◆ **Description of the task**: Gather up the lines that contain "Billion".

◆ **Raw data**:
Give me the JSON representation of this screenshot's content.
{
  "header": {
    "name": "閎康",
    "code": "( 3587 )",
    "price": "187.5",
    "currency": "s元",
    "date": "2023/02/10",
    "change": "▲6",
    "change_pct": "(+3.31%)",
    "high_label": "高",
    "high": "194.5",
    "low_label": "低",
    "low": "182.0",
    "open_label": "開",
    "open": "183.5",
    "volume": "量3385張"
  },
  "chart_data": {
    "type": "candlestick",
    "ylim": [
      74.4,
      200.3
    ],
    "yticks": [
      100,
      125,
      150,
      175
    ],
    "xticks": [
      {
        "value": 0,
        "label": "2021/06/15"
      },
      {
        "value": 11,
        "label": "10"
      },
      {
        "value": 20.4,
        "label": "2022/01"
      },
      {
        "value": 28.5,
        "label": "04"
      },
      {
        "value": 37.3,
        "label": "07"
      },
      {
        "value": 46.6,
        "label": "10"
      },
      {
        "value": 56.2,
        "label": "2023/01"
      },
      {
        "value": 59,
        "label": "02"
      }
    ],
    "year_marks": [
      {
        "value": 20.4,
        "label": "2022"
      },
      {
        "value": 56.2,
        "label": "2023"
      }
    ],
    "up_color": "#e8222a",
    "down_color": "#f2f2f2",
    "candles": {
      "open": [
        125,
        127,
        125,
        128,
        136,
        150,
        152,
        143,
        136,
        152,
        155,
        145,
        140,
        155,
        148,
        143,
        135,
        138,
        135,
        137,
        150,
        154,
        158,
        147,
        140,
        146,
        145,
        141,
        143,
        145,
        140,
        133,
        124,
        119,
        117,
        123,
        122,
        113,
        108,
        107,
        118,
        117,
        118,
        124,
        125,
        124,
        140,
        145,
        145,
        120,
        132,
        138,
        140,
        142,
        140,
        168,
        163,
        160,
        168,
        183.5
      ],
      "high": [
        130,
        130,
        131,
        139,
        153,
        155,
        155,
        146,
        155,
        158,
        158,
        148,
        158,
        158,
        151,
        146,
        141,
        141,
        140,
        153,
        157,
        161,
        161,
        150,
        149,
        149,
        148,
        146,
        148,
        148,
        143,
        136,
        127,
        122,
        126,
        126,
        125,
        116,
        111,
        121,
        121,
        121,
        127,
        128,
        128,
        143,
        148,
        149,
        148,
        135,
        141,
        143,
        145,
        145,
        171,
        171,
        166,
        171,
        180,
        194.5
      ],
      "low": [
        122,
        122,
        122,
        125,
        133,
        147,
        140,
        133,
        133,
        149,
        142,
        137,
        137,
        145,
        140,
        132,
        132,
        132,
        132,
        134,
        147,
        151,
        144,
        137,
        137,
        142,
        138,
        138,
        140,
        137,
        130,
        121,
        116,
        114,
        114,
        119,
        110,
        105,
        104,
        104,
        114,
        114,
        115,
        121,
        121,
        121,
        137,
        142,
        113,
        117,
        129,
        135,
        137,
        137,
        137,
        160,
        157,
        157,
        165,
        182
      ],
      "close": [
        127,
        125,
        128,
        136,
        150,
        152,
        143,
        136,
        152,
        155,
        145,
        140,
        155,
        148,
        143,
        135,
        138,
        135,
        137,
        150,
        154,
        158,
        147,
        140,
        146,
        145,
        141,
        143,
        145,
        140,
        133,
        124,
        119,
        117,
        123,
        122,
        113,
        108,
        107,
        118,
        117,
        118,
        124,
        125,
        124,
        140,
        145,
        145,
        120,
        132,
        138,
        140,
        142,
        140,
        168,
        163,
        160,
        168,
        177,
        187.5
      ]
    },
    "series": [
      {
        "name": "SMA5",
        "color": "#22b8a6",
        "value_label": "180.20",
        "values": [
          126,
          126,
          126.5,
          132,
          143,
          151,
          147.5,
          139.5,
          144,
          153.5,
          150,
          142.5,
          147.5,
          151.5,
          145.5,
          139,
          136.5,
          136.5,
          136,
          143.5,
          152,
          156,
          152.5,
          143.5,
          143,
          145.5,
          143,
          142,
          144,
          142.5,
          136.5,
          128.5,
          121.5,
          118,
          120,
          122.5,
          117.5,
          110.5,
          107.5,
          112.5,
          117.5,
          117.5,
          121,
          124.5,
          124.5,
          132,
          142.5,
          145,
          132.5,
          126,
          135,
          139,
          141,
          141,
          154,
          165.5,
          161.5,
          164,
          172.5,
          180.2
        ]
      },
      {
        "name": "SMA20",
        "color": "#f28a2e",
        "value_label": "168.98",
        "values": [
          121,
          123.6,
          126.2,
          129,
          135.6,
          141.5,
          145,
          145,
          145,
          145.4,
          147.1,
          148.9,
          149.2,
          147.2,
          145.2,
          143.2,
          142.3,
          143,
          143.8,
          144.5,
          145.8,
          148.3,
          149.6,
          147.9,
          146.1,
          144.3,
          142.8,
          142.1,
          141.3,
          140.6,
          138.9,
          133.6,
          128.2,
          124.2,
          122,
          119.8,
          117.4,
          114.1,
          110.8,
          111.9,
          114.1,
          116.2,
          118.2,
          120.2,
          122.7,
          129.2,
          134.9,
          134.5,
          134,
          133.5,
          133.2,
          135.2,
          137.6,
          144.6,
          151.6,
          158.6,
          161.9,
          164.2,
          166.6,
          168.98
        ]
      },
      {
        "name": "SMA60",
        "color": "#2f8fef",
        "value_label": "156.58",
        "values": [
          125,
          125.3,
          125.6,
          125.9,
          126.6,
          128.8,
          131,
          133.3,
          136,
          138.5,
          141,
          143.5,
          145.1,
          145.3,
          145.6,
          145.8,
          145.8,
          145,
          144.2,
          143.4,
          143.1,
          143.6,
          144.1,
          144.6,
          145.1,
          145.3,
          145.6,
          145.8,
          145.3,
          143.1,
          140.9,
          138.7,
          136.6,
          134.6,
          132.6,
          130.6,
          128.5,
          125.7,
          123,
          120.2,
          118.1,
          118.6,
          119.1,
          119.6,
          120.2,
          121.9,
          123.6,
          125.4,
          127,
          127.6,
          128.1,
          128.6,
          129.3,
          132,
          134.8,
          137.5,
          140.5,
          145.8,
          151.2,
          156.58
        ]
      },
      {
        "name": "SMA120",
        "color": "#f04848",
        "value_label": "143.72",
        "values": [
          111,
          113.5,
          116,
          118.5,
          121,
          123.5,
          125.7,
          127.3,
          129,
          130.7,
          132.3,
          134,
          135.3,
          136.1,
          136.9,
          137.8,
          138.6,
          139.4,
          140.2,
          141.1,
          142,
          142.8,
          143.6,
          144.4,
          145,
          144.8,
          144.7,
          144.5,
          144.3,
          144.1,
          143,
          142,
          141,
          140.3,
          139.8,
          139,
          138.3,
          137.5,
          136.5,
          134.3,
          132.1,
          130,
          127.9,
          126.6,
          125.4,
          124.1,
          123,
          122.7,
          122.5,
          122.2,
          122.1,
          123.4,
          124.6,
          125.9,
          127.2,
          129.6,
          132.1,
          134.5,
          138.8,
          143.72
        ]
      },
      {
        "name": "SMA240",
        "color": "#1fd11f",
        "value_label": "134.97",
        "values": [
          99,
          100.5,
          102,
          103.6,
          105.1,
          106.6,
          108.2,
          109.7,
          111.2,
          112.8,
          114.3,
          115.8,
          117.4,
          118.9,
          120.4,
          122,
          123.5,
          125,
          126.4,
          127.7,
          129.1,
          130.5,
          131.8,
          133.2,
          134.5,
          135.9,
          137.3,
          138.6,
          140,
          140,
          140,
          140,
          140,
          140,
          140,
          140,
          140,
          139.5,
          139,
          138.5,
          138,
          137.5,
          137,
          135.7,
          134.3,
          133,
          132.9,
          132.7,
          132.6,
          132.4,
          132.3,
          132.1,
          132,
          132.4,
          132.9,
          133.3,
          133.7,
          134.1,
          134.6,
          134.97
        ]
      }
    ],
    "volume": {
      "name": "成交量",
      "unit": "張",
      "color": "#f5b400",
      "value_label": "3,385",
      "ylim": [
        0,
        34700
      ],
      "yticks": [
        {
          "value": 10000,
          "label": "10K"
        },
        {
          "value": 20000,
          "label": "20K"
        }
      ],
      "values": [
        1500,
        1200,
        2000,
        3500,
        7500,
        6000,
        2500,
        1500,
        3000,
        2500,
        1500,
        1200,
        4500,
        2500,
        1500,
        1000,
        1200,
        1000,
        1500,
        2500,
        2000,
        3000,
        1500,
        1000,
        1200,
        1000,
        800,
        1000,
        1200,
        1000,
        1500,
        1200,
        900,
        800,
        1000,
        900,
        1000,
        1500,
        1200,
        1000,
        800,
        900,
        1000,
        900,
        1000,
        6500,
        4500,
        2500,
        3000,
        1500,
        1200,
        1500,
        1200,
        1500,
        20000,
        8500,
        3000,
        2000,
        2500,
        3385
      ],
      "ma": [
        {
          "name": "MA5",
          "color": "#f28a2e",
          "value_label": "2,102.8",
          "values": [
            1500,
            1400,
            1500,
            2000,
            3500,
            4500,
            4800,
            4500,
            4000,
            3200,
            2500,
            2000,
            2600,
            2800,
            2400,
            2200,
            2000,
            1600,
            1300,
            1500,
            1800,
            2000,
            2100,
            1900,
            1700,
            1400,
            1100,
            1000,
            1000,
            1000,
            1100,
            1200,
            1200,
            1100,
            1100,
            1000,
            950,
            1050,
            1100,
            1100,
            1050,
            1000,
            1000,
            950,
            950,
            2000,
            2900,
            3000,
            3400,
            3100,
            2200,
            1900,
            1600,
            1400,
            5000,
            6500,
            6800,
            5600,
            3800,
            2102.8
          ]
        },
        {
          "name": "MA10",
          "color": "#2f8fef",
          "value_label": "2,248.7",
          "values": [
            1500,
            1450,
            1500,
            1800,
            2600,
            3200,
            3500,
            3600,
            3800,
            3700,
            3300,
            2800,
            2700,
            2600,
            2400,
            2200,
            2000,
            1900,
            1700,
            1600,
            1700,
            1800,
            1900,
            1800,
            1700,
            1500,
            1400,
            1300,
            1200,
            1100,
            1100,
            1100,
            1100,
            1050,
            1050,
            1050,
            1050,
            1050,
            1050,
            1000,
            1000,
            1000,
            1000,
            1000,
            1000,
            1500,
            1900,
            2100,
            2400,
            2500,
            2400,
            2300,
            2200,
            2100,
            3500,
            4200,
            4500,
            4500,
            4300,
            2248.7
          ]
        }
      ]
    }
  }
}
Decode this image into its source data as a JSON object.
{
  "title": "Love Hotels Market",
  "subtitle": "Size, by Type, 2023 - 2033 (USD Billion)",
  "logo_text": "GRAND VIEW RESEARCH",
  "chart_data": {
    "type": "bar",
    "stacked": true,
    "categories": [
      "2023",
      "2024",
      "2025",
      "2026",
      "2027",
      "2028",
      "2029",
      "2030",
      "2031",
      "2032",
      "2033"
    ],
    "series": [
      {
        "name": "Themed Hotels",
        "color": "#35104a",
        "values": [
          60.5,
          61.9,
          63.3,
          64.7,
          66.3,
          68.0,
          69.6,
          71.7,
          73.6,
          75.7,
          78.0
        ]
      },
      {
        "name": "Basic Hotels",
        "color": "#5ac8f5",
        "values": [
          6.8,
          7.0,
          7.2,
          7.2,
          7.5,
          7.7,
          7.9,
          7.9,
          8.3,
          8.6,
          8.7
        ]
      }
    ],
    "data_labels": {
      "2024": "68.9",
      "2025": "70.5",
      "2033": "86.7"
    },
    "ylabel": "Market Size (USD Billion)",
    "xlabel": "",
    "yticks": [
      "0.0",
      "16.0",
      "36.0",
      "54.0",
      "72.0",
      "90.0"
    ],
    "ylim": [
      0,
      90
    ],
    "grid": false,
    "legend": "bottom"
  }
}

◆ **Correct response**:
  "subtitle": "Size, by Type, 2023 - 2033 (USD Billion)",
    "ylabel": "Market Size (USD Billion)",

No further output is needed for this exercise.